▶ _SHORT EXERCISE_:
Answer with a single number: the count of lines that include the string "Google".

▶ _RECORDS_:
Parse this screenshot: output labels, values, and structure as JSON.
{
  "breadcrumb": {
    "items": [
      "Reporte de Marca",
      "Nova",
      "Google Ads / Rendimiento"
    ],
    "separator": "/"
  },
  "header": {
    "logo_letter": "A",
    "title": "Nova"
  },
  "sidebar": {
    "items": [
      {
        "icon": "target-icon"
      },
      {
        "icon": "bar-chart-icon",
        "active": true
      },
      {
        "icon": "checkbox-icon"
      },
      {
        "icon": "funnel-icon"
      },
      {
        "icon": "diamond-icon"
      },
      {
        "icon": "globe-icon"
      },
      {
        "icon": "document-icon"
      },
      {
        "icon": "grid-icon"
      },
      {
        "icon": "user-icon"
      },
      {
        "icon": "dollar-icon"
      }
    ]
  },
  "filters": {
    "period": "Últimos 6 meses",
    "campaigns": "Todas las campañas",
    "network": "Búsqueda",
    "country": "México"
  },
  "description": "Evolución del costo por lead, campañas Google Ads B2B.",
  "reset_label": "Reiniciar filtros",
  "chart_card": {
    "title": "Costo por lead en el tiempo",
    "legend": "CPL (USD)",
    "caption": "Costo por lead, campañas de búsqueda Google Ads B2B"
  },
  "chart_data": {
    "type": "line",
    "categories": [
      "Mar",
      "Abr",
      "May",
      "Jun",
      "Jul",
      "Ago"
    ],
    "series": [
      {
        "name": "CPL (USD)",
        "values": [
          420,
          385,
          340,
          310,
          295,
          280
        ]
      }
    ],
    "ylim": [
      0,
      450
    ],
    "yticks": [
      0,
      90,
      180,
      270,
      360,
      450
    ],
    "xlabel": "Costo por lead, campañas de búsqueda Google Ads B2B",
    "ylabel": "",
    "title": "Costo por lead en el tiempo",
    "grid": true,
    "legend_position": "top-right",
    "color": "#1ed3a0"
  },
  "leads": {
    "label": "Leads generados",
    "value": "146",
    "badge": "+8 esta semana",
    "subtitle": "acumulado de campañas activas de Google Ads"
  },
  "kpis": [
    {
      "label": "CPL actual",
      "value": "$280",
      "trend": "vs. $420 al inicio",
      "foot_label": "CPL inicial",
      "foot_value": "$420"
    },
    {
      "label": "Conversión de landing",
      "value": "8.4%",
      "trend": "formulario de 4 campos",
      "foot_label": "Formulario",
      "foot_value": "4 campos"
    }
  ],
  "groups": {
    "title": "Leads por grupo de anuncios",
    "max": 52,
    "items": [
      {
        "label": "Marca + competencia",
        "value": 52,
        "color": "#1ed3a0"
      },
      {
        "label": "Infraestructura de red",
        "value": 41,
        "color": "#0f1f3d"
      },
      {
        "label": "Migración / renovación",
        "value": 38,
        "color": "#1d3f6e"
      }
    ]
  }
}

▶ _ANSWER IN FULL_:
5